• _Task requirements_:
Copy out all the entries word for word.

[Start Raw data]

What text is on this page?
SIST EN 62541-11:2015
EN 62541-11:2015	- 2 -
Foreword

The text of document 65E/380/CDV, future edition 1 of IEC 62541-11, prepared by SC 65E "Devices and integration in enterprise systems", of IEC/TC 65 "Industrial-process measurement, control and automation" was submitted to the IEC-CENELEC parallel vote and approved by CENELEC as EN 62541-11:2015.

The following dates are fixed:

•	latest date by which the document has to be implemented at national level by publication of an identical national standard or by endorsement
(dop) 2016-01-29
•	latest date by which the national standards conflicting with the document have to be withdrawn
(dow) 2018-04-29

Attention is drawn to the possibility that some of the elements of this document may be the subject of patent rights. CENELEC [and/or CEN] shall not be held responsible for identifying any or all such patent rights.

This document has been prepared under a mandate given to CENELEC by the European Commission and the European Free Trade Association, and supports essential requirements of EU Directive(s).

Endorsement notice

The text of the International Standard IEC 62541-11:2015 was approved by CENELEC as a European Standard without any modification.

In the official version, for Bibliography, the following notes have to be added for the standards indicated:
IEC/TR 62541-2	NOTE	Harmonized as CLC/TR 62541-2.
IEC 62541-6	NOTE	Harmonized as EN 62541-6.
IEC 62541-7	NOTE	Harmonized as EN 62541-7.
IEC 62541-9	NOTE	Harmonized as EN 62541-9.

[End Raw data]

• _Answer_:
What text is on this page?
SIST EN 62541-11:2015
EN 62541-11:2015	- 2 -
Foreword

The text of document 65E/380/CDV, future edition 1 of IEC 62541-11, prepared by SC 65E "Devices and integration in enterprise systems", of IEC/TC 65 "Industrial-process measurement, control and automation" was submitted to the IEC-CENELEC parallel vote and approved by CENELEC as EN 62541-11:2015.

The following dates are fixed:

•	latest date by which the document has to be implemented at national level by publication of an identical national standard or by endorsement
(dop) 2016-01-29
•	latest date by which the national standards conflicting with the document have to be withdrawn
(dow) 2018-04-29

Attention is drawn to the possibility that some of the elements of this document may be the subject of patent rights. CENELEC [and/or CEN] shall not be held responsible for identifying any or all such patent rights.

This document has been prepared under a mandate given to CENELEC by the European Commission and the European Free Trade Association, and supports essential requirements of EU Directive(s).

Endorsement notice

The text of the International Standard IEC 62541-11:2015 was approved by CENELEC as a European Standard without any modification.

In the official version, for Bibliography, the following notes have to be added for the standards indicated:
IEC/TR 62541-2	NOTE	Harmonized as CLC/TR 62541-2.
IEC 62541-6	NOTE	Harmonized as EN 62541-6.
IEC 62541-7	NOTE	Harmonized as EN 62541-7.
IEC 62541-9	NOTE	Harmonized as EN 62541-9.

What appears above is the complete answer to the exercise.